++++ THE DATA ++++
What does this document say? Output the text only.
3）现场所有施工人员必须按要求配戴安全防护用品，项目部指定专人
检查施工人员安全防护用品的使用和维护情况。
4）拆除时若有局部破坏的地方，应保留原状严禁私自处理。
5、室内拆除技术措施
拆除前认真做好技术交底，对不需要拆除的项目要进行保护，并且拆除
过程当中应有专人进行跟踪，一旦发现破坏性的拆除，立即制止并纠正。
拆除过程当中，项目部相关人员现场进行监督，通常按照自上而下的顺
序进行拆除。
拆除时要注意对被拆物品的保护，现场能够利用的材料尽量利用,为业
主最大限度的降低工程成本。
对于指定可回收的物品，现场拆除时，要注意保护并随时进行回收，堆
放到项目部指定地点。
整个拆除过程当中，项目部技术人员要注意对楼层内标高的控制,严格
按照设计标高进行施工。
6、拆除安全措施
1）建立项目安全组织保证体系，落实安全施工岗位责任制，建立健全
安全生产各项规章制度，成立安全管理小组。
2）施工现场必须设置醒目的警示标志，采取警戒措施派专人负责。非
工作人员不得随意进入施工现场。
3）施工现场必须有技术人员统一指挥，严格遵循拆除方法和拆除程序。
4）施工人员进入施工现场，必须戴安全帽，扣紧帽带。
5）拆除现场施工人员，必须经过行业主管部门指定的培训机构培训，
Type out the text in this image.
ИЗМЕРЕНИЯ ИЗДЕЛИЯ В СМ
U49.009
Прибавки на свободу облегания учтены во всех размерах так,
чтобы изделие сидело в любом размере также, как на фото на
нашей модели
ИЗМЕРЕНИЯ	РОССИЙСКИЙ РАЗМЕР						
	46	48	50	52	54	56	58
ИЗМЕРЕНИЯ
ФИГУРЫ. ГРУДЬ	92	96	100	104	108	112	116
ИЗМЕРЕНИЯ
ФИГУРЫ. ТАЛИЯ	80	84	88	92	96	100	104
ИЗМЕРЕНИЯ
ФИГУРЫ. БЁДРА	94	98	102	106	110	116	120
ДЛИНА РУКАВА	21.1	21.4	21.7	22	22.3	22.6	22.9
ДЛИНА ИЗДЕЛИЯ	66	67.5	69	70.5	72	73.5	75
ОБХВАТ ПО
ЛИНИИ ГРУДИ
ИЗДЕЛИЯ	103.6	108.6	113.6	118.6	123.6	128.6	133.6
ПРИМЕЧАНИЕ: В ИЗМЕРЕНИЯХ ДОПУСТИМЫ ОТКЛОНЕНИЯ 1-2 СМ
++++
* _TASK DIRECTIONS_:
Find every line in the records above that contains the word "this", and copy each one.

* _FINISHED EXERCISE_:
What does this document say? Output the text only.
Type out the text in this image.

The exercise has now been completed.